◆ Data excerpts ◆
_____

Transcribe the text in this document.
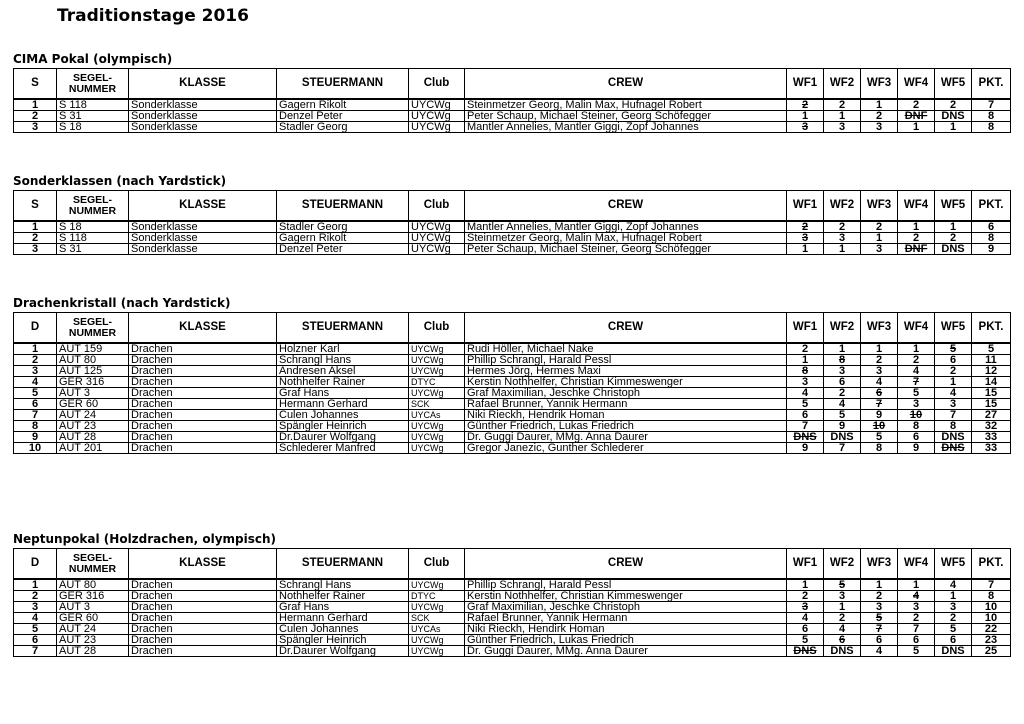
Traditionstage 2016
CIMA Pokal (olympisch)
S	SEGEL-
NUMMER	KLASSE	STEUERMANN	Club	CREW	WF1	WF2	WF3	WF4	WF5	PKT.
1	S 118	Sonderklasse	Gagern Rikolt	UYCWg	Steinmetzer Georg, Malin Max, Hufnagel Robert	2	2	1	2	2	7
2	S 31	Sonderklasse	Denzel Peter	UYCWg	Peter Schaup, Michael Steiner, Georg Schöfegger	1	1	2	DNF	DNS	8
3	S 18	Sonderklasse	Stadler Georg	UYCWg	Mantler Annelies, Mantler Giggi, Zopf Johannes	3	3	3	1	1	8
Sonderklassen (nach Yardstick)
S	SEGEL-
NUMMER	KLASSE	STEUERMANN	Club	CREW	WF1	WF2	WF3	WF4	WF5	PKT.
1	S 18	Sonderklasse	Stadler Georg	UYCWg	Mantler Annelies, Mantler Giggi, Zopf Johannes	2	2	2	1	1	6
2	S 118	Sonderklasse	Gagern Rikolt	UYCWg	Steinmetzer Georg, Malin Max, Hufnagel Robert	3	3	1	2	2	8
3	S 31	Sonderklasse	Denzel Peter	UYCWg	Peter Schaup, Michael Steiner, Georg Schöfegger	1	1	3	DNF	DNS	9
Drachenkristall (nach Yardstick)
D	SEGEL-
NUMMER	KLASSE	STEUERMANN	Club	CREW	WF1	WF2	WF3	WF4	WF5	PKT.
1	AUT 159	Drachen	Holzner Karl	UYCWg	Rudi Höller, Michael Nake	2	1	1	1	5	5
2	AUT 80	Drachen	Schrangl Hans	UYCWg	Phillip Schrangl, Harald Pessl	1	8	2	2	6	11
3	AUT 125	Drachen	Andresen Aksel	UYCWg	Hermes Jörg, Hermes Maxi	8	3	3	4	2	12
4	GER 316	Drachen	Nothhelfer Rainer	DTYC	Kerstin Nothhelfer, Christian Kimmeswenger	3	6	4	7	1	14
5	AUT 3	Drachen	Graf Hans	UYCWg	Graf Maximilian, Jeschke Christoph	4	2	6	5	4	15
6	GER 60	Drachen	Hermann Gerhard	SCK	Rafael Brunner, Yannik Hermann	5	4	7	3	3	15
7	AUT 24	Drachen	Culen Johannes	UYCAs	Niki Rieckh, Hendrik Homan	6	5	9	10	7	27
8	AUT 23	Drachen	Spängler Heinrich	UYCWg	Günther Friedrich, Lukas Friedrich	7	9	10	8	8	32
9	AUT 28	Drachen	Dr.Daurer Wolfgang	UYCWg	Dr. Guggi Daurer, MMg. Anna Daurer	DNS	DNS	5	6	DNS	33
10	AUT 201	Drachen	Schlederer Manfred	UYCWg	Gregor Janezic, Gunther Schlederer	9	7	8	9	DNS	33
Neptunpokal (Holzdrachen, olympisch)
D	SEGEL-
NUMMER	KLASSE	STEUERMANN	Club	CREW	WF1	WF2	WF3	WF4	WF5	PKT.
1	AUT 80	Drachen	Schrangl Hans	UYCWg	Phillip Schrangl, Harald Pessl	1	5	1	1	4	7
2	GER 316	Drachen	Nothhelfer Rainer	DTYC	Kerstin Nothhelfer, Christian Kimmeswenger	2	3	2	4	1	8
3	AUT 3	Drachen	Graf Hans	UYCWg	Graf Maximilian, Jeschke Christoph	3	1	3	3	3	10
4	GER 60	Drachen	Hermann Gerhard	SCK	Rafael Brunner, Yannik Hermann	4	2	5	2	2	10
5	AUT 24	Drachen	Culen Johannes	UYCAs	Niki Rieckh, Hendirk Homan	6	4	7	7	5	22
6	AUT 23	Drachen	Spängler Heinrich	UYCWg	Günther Friedrich, Lukas Friedrich	5	6	6	6	6	23
7	AUT 28	Drachen	Dr.Daurer Wolfgang	UYCWg	Dr. Guggi Daurer, MMg. Anna Daurer	DNS	DNS	4	5	DNS	25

_____

◆ Instructions to follow ◆
Report back each line of the entries that holds the string "Christian".

◆ The output ◆
4	GER 316	Drachen	Nothhelfer Rainer	DTYC	Kerstin Nothhelfer, Christian Kimmeswenger	3	6	4	7	1	14
2	GER 316	Drachen	Nothhelfer Rainer	DTYC	Kerstin Nothhelfer, Christian Kimmeswenger	2	3	2	4	1	8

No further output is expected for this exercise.